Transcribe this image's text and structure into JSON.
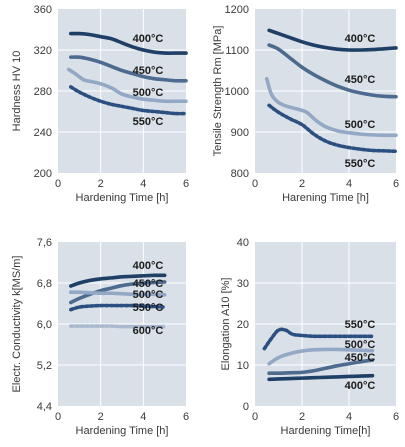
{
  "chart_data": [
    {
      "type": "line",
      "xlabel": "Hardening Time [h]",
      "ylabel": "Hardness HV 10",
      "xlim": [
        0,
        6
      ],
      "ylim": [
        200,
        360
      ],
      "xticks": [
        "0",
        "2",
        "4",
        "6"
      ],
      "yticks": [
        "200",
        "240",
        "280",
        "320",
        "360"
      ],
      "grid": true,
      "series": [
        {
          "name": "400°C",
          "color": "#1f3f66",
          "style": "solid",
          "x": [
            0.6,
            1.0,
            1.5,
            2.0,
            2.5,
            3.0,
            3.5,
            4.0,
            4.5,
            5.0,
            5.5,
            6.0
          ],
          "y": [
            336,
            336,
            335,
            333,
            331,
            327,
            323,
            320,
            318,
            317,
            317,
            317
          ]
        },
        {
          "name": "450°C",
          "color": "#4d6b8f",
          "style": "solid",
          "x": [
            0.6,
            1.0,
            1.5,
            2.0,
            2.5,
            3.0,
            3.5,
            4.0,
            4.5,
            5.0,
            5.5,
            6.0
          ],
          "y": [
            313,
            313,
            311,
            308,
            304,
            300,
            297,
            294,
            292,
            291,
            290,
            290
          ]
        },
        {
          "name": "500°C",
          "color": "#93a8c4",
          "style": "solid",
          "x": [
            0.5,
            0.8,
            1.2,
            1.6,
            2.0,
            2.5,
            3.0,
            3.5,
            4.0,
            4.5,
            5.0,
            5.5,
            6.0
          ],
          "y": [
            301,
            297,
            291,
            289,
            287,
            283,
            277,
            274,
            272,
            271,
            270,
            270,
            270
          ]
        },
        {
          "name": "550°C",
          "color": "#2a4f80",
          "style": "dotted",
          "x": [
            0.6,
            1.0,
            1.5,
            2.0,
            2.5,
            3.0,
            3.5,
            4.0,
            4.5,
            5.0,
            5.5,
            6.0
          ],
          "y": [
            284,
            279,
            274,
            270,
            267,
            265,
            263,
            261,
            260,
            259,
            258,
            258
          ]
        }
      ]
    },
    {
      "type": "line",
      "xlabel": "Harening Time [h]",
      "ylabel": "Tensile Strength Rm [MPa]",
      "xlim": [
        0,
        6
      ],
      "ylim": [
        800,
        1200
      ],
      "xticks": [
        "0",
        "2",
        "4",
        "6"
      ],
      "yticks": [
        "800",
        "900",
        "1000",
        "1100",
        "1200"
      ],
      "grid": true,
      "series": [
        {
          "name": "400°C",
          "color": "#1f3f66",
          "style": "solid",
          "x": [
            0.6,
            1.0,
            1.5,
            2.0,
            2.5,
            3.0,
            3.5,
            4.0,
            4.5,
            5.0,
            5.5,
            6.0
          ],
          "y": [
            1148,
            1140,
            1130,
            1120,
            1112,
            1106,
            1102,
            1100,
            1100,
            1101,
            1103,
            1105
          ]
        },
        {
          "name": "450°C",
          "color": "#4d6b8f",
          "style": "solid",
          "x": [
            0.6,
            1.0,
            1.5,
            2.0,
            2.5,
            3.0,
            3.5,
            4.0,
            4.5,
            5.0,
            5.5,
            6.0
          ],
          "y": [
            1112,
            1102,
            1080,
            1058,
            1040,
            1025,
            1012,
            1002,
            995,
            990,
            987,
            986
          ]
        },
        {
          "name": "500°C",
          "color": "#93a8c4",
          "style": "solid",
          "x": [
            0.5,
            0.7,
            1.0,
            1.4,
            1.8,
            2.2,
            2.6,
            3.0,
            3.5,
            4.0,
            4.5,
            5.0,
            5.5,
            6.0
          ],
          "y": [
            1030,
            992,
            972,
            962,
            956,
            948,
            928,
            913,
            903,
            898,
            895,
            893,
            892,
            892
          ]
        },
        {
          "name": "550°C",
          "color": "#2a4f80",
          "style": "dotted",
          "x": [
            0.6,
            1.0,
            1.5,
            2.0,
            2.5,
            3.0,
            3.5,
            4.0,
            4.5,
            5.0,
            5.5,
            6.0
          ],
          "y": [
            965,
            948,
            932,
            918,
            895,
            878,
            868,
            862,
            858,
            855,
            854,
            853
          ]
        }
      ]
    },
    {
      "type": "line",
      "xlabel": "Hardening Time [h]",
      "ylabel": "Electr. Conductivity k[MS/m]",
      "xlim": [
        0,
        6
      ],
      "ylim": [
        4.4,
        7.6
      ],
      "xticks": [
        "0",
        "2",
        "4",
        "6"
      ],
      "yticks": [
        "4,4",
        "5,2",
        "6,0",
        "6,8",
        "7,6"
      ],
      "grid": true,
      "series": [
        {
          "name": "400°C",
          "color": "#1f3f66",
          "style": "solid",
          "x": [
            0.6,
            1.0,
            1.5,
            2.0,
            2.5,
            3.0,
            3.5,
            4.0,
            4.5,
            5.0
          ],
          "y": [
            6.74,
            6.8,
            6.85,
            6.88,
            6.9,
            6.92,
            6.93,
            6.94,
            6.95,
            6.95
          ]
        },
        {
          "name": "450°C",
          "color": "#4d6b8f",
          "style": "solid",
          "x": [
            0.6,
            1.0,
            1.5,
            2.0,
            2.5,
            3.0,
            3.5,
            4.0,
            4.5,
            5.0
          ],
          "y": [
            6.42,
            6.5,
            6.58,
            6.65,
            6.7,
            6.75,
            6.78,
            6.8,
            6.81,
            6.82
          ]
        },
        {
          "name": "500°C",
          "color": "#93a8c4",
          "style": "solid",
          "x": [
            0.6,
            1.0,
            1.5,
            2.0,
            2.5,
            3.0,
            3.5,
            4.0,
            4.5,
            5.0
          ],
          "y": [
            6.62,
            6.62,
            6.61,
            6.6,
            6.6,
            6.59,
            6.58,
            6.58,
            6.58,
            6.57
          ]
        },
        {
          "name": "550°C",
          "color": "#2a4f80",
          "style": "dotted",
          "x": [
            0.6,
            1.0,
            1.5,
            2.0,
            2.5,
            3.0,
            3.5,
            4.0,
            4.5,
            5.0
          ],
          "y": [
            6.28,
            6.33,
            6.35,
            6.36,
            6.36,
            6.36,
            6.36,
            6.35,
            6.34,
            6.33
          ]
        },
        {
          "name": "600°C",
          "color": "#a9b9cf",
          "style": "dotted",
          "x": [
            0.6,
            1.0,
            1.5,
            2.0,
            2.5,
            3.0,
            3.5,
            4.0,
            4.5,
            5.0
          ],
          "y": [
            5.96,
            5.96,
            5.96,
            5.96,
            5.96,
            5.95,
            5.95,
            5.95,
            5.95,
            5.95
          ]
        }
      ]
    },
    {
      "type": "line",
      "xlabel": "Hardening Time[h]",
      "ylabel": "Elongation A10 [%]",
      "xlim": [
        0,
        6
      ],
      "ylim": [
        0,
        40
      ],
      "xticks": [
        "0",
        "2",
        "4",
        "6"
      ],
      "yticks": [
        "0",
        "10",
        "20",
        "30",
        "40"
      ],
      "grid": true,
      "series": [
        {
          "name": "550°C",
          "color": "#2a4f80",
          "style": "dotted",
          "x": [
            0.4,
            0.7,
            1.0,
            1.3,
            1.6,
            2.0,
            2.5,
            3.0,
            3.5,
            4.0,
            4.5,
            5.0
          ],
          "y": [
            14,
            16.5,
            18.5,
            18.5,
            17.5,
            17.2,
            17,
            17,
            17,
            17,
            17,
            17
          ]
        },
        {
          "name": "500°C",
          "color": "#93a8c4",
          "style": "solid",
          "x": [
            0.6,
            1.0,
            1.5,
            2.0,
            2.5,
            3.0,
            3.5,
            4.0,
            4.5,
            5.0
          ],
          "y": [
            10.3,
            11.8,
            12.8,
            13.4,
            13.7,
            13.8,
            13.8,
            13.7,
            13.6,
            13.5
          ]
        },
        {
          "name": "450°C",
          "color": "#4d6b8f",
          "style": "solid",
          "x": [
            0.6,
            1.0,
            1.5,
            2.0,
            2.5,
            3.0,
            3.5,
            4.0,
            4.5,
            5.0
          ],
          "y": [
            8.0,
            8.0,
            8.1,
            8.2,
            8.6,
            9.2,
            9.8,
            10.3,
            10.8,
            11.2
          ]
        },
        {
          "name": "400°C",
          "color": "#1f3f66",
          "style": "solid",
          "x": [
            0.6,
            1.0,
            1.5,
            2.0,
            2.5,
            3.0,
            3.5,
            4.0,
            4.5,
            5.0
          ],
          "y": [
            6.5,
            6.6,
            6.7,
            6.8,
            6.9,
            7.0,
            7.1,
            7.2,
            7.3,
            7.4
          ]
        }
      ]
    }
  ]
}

• TASK:
Using the records above, pull out each line where the word "xlabel" occurs.

• RESPONSE TO THIS EXERCISE:
      "xlabel": "Hardening Time [h]",
      "xlabel": "Harening Time [h]",
      "xlabel": "Hardening Time [h]",
      "xlabel": "Hardening Time[h]",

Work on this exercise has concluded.